--- begin Information given ---

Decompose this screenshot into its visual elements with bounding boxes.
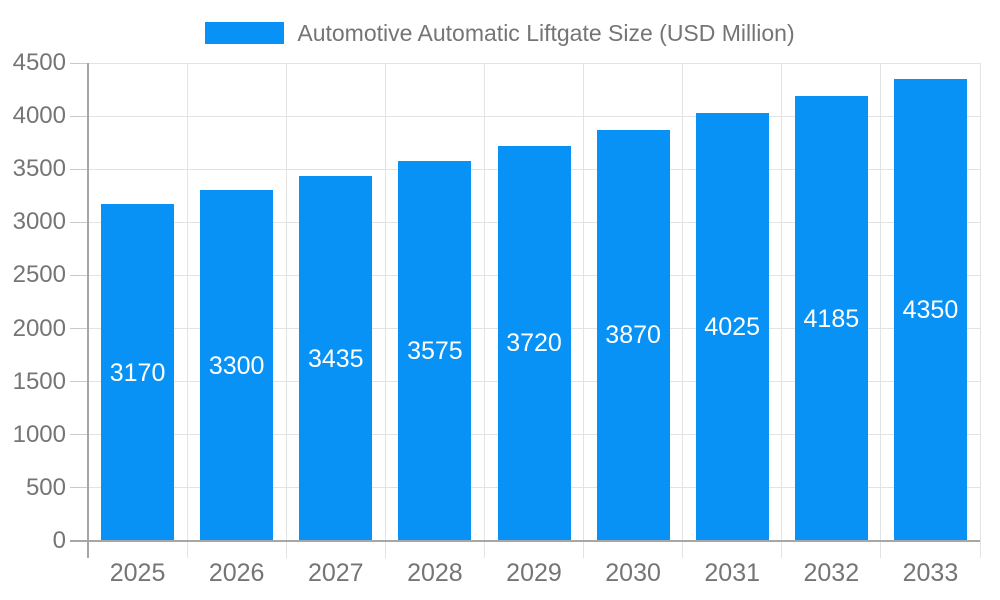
x-tick-label: 2033 xyxy=(902,559,959,587)
bar-value-label: 4025 xyxy=(704,313,761,342)
gridline-vertical xyxy=(781,63,783,558)
legend-swatch[interactable] xyxy=(205,22,285,44)
y-axis-tick xyxy=(70,328,88,330)
y-axis-tick xyxy=(70,62,88,64)
x-tick-label: 2027 xyxy=(307,559,364,587)
y-axis-tick xyxy=(70,168,88,170)
bar-value-label: 3720 xyxy=(506,329,562,358)
bar-value-label: 3870 xyxy=(605,321,661,350)
bar-2030[interactable]: 3870 xyxy=(596,129,670,541)
x-tick-label: 2030 xyxy=(605,559,661,587)
y-axis-tick xyxy=(70,115,88,117)
bar-value-label: 3170 xyxy=(109,358,166,387)
bar-2027[interactable]: 3435 xyxy=(299,176,373,541)
bar-2032[interactable]: 4185 xyxy=(794,96,868,541)
bar-value-label: 4350 xyxy=(902,295,959,324)
bar-value-label: 3300 xyxy=(208,351,265,380)
bar-2025[interactable]: 3170 xyxy=(101,204,175,541)
gridline-vertical xyxy=(682,63,684,558)
gridline-vertical xyxy=(880,63,882,558)
y-axis-tick xyxy=(70,434,88,436)
gridline-vertical xyxy=(583,63,585,558)
plot-area: 0 500 1000 1500 2000 2500 3000 3500 4000 4500 3170… xyxy=(13,49,981,587)
bar-2026[interactable]: 3300 xyxy=(200,190,274,541)
gridline-horizontal xyxy=(88,62,980,64)
y-axis-tick xyxy=(70,381,88,383)
legend-label[interactable]: Automotive Automatic Liftgate Size (USD … xyxy=(297,19,795,46)
bar-2033[interactable]: 4350 xyxy=(893,78,967,541)
gridline-vertical xyxy=(186,63,188,558)
y-tick-label: 3000 xyxy=(12,208,66,236)
y-tick-label: 1500 xyxy=(12,367,66,395)
x-tick-label: 2026 xyxy=(208,559,265,587)
x-tick-label: 2028 xyxy=(407,559,463,587)
bar-value-label: 3435 xyxy=(307,344,364,373)
gridline-horizontal xyxy=(88,115,980,117)
chart-legend[interactable]: Automotive Automatic Liftgate Size (USD … xyxy=(0,20,1000,46)
y-tick-label: 3500 xyxy=(12,155,66,183)
bar-2031[interactable]: 4025 xyxy=(695,113,769,541)
bar-2028[interactable]: 3575 xyxy=(398,161,472,541)
y-axis-tick xyxy=(70,274,88,276)
x-tick-label: 2032 xyxy=(803,559,860,587)
y-tick-label: 2000 xyxy=(12,314,66,342)
x-axis-line xyxy=(70,540,980,542)
y-tick-label: 1000 xyxy=(12,420,66,448)
gridline-vertical xyxy=(384,63,386,558)
y-tick-label: 4500 xyxy=(12,49,66,76)
x-tick-label: 2025 xyxy=(109,559,166,587)
y-tick-label: 2500 xyxy=(12,261,66,289)
x-tick-label: 2029 xyxy=(506,559,562,587)
gridline-vertical xyxy=(285,63,287,558)
gridline-vertical xyxy=(483,63,485,558)
y-axis-tick xyxy=(70,221,88,223)
y-tick-label: 4000 xyxy=(12,102,66,130)
y-axis-tick xyxy=(70,487,88,489)
y-tick-label: 0 xyxy=(52,527,66,554)
bar-value-label: 4185 xyxy=(803,304,860,333)
bar-2029[interactable]: 3720 xyxy=(497,145,571,541)
gridline-vertical xyxy=(979,63,981,558)
y-tick-label: 500 xyxy=(25,473,66,501)
bar-value-label: 3575 xyxy=(407,337,463,366)
x-tick-label: 2031 xyxy=(704,559,761,587)
y-axis-line xyxy=(87,63,89,558)
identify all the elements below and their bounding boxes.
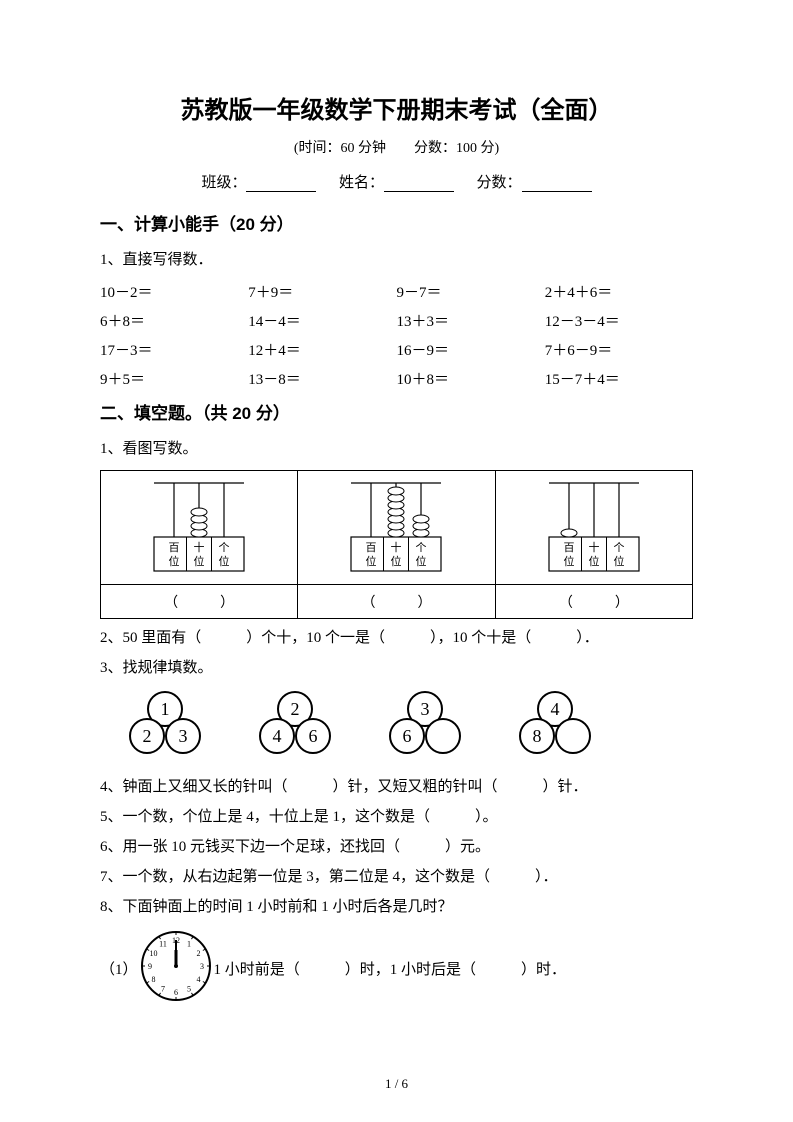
s2-q8-label: 8、下面钟面上的时间 1 小时前和 1 小时后各是几时？ bbox=[100, 892, 693, 922]
calc-item: 10＋8＝ bbox=[397, 368, 545, 389]
svg-text:11: 11 bbox=[159, 939, 167, 948]
svg-text:5: 5 bbox=[187, 985, 191, 994]
svg-text:个: 个 bbox=[613, 541, 624, 554]
svg-text:2: 2 bbox=[196, 949, 200, 958]
calc-item: 16－9＝ bbox=[397, 339, 545, 360]
name-label: 姓名： bbox=[339, 175, 384, 191]
svg-text:位: 位 bbox=[219, 554, 230, 568]
svg-text:4: 4 bbox=[196, 975, 200, 984]
calc-item: 10－2＝ bbox=[100, 281, 248, 302]
calc-item: 13－8＝ bbox=[248, 368, 396, 389]
calc-item: 12＋4＝ bbox=[248, 339, 396, 360]
clock-icon: 123456789101112 bbox=[138, 928, 214, 1009]
calc-item: 12－3－4＝ bbox=[545, 310, 693, 331]
svg-text:9: 9 bbox=[148, 962, 152, 971]
svg-text:个: 个 bbox=[416, 541, 427, 554]
svg-text:8: 8 bbox=[151, 975, 155, 984]
pattern-group: 36 bbox=[380, 689, 470, 764]
svg-text:百: 百 bbox=[169, 542, 180, 554]
svg-text:位: 位 bbox=[169, 554, 180, 568]
svg-text:6: 6 bbox=[174, 988, 178, 997]
svg-text:位: 位 bbox=[588, 554, 599, 568]
calc-item: 6＋8＝ bbox=[100, 310, 248, 331]
score-label: 分数： bbox=[477, 175, 522, 191]
svg-text:百: 百 bbox=[366, 542, 377, 554]
q8-text: 1 小时前是（ ）时，1 小时后是（ ）时． bbox=[214, 958, 567, 979]
svg-text:3: 3 bbox=[421, 699, 430, 719]
svg-text:十: 十 bbox=[588, 540, 599, 554]
page-number: 1 / 6 bbox=[0, 1076, 793, 1092]
pattern-group: 24 6 bbox=[250, 689, 340, 764]
pattern-group: 48 bbox=[510, 689, 600, 764]
svg-text:位: 位 bbox=[194, 554, 205, 568]
s2-q1-label: 1、看图写数。 bbox=[100, 434, 693, 464]
svg-text:3: 3 bbox=[200, 962, 204, 971]
svg-text:位: 位 bbox=[613, 554, 624, 568]
svg-text:位: 位 bbox=[416, 554, 427, 568]
svg-text:百: 百 bbox=[563, 542, 574, 554]
pattern-row: 1232463648 bbox=[120, 689, 693, 764]
page-title: 苏教版一年级数学下册期末考试（全面） bbox=[100, 90, 693, 125]
name-blank[interactable] bbox=[384, 178, 454, 192]
pattern-group: 12 3 bbox=[120, 689, 210, 764]
abacus-answer-cell[interactable]: （ ） bbox=[495, 585, 692, 619]
q8-item-label: （1） bbox=[100, 958, 138, 979]
calc-item: 13＋3＝ bbox=[397, 310, 545, 331]
svg-text:3: 3 bbox=[179, 726, 188, 746]
svg-text:位: 位 bbox=[366, 554, 377, 568]
abacus-answer-cell[interactable]: （ ） bbox=[101, 585, 298, 619]
s2-q5: 5、一个数，个位上是 4，十位上是 1，这个数是（ ）。 bbox=[100, 802, 693, 832]
svg-text:1: 1 bbox=[187, 939, 191, 948]
svg-text:1: 1 bbox=[161, 699, 170, 719]
s2-q6: 6、用一张 10 元钱买下边一个足球，还找回（ ）元。 bbox=[100, 832, 693, 862]
calc-item: 14－4＝ bbox=[248, 310, 396, 331]
svg-text:6: 6 bbox=[403, 726, 412, 746]
svg-text:4: 4 bbox=[551, 699, 560, 719]
abacus-answer-cell[interactable]: （ ） bbox=[298, 585, 495, 619]
class-label: 班级： bbox=[201, 175, 246, 191]
calc-item: 2＋4＋6＝ bbox=[545, 281, 693, 302]
svg-text:6: 6 bbox=[309, 726, 318, 746]
svg-text:2: 2 bbox=[291, 699, 300, 719]
s1-q1-label: 1、直接写得数． bbox=[100, 245, 693, 275]
svg-text:十: 十 bbox=[194, 540, 205, 554]
calc-item: 9－7＝ bbox=[397, 281, 545, 302]
class-blank[interactable] bbox=[246, 178, 316, 192]
s2-q4: 4、钟面上又细又长的针叫（ ）针，又短又粗的针叫（ ）针． bbox=[100, 772, 693, 802]
student-info-line: 班级： 姓名： 分数： bbox=[100, 171, 693, 192]
svg-text:2: 2 bbox=[143, 726, 152, 746]
section1-header: 一、计算小能手（20 分） bbox=[100, 210, 693, 235]
subtitle: (时间：60 分钟 分数：100 分) bbox=[100, 137, 693, 157]
abacus-cell: 百位十位个位 bbox=[101, 471, 298, 585]
calc-item: 9＋5＝ bbox=[100, 368, 248, 389]
section2-header: 二、填空题。（共 20 分） bbox=[100, 399, 693, 424]
abacus-cell: 百位十位个位 bbox=[298, 471, 495, 585]
abacus-cell: 百位十位个位 bbox=[495, 471, 692, 585]
score-blank[interactable] bbox=[522, 178, 592, 192]
calc-item: 7＋6－9＝ bbox=[545, 339, 693, 360]
abacus-table: 百位十位个位百位十位个位百位十位个位 （ ）（ ）（ ） bbox=[100, 470, 693, 619]
s2-q7: 7、一个数，从右边起第一位是 3，第二位是 4，这个数是（ ）． bbox=[100, 862, 693, 892]
svg-text:十: 十 bbox=[391, 540, 402, 554]
calc-item: 17－3＝ bbox=[100, 339, 248, 360]
s2-q2: 2、50 里面有（ ）个十，10 个一是（ ），10 个十是（ ）． bbox=[100, 623, 693, 653]
calc-item: 15－7＋4＝ bbox=[545, 368, 693, 389]
svg-text:位: 位 bbox=[391, 554, 402, 568]
calc-grid: 10－2＝7＋9＝9－7＝2＋4＋6＝ 6＋8＝14－4＝13＋3＝12－3－4＝… bbox=[100, 281, 693, 389]
svg-text:个: 个 bbox=[219, 541, 230, 554]
svg-text:7: 7 bbox=[161, 985, 165, 994]
clock-question-row: （1） 123456789101112 1 小时前是（ ）时，1 小时后是（ ）… bbox=[100, 928, 693, 1009]
s2-q3-label: 3、找规律填数。 bbox=[100, 653, 693, 683]
svg-text:10: 10 bbox=[149, 949, 157, 958]
svg-text:4: 4 bbox=[273, 726, 282, 746]
calc-item: 7＋9＝ bbox=[248, 281, 396, 302]
svg-text:8: 8 bbox=[533, 726, 542, 746]
svg-text:位: 位 bbox=[563, 554, 574, 568]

--- end Information given ---

* [Problem to work on]: Can you quote, word for word, every row from the one containing "s2-q8-label: 8、下面钟面上的时间 1" through the one containing "calc-item: 13－8＝ bbox=[248, 368, 396, 389]", including both of those rows?

* [Exercise answer]:
s2-q8-label: 8、下面钟面上的时间 1 小时前和 1 小时后各是几时？ bbox=[100, 892, 693, 922]
calc-item: 10＋8＝ bbox=[397, 368, 545, 389]
svg-text:11: 11 bbox=[159, 939, 167, 948]
svg-text:5: 5 bbox=[187, 985, 191, 994]
svg-text:个: 个 bbox=[613, 541, 624, 554]
svg-text:2: 2 bbox=[196, 949, 200, 958]
calc-item: 16－9＝ bbox=[397, 339, 545, 360]
name-label: 姓名： bbox=[339, 175, 384, 191]
svg-text:位: 位 bbox=[219, 554, 230, 568]
svg-text:4: 4 bbox=[196, 975, 200, 984]
calc-item: 10－2＝ bbox=[100, 281, 248, 302]
calc-item: 13－8＝ bbox=[248, 368, 396, 389]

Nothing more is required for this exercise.